Data records:

%%

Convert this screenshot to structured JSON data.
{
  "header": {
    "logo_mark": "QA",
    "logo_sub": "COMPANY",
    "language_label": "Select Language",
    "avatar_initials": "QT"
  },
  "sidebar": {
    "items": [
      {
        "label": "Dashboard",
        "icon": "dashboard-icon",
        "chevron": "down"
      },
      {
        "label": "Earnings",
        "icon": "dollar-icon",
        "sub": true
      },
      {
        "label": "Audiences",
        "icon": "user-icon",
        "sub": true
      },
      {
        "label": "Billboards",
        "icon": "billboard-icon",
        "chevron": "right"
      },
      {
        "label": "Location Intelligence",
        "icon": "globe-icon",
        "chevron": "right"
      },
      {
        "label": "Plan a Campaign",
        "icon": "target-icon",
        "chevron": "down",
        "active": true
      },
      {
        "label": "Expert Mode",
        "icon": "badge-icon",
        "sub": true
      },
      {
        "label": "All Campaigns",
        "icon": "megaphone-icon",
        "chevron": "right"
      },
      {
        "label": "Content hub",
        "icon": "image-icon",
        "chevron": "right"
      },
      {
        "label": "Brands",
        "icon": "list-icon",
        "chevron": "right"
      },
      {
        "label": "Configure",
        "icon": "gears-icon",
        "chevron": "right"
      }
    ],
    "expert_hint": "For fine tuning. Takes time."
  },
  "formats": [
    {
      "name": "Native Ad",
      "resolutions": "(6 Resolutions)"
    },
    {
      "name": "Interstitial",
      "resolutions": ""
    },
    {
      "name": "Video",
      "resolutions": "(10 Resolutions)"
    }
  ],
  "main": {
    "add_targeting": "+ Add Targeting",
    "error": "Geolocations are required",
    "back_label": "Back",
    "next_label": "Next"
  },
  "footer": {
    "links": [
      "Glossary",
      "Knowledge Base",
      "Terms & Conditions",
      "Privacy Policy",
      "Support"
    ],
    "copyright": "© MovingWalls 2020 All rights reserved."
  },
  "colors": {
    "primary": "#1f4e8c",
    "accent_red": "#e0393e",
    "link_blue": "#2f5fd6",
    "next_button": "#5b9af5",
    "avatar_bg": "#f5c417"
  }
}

%%

What this task involves - Output all of the material, please, exactly as it stands.

Task answer -
Convert this screenshot to structured JSON data.
{
  "header": {
    "logo_mark": "QA",
    "logo_sub": "COMPANY",
    "language_label": "Select Language",
    "avatar_initials": "QT"
  },
  "sidebar": {
    "items": [
      {
        "label": "Dashboard",
        "icon": "dashboard-icon",
        "chevron": "down"
      },
      {
        "label": "Earnings",
        "icon": "dollar-icon",
        "sub": true
      },
      {
        "label": "Audiences",
        "icon": "user-icon",
        "sub": true
      },
      {
        "label": "Billboards",
        "icon": "billboard-icon",
        "chevron": "right"
      },
      {
        "label": "Location Intelligence",
        "icon": "globe-icon",
        "chevron": "right"
      },
      {
        "label": "Plan a Campaign",
        "icon": "target-icon",
        "chevron": "down",
        "active": true
      },
      {
        "label": "Expert Mode",
        "icon": "badge-icon",
        "sub": true
      },
      {
        "label": "All Campaigns",
        "icon": "megaphone-icon",
        "chevron": "right"
      },
      {
        "label": "Content hub",
        "icon": "image-icon",
        "chevron": "right"
      },
      {
        "label": "Brands",
        "icon": "list-icon",
        "chevron": "right"
      },
      {
        "label": "Configure",
        "icon": "gears-icon",
        "chevron": "right"
      }
    ],
    "expert_hint": "For fine tuning. Takes time."
  },
  "formats": [
    {
      "name": "Native Ad",
      "resolutions": "(6 Resolutions)"
    },
    {
      "name": "Interstitial",
      "resolutions": ""
    },
    {
      "name": "Video",
      "resolutions": "(10 Resolutions)"
    }
  ],
  "main": {
    "add_targeting": "+ Add Targeting",
    "error": "Geolocations are required",
    "back_label": "Back",
    "next_label": "Next"
  },
  "footer": {
    "links": [
      "Glossary",
      "Knowledge Base",
      "Terms & Conditions",
      "Privacy Policy",
      "Support"
    ],
    "copyright": "© MovingWalls 2020 All rights reserved."
  },
  "colors": {
    "primary": "#1f4e8c",
    "accent_red": "#e0393e",
    "link_blue": "#2f5fd6",
    "next_button": "#5b9af5",
    "avatar_bg": "#f5c417"
  }
}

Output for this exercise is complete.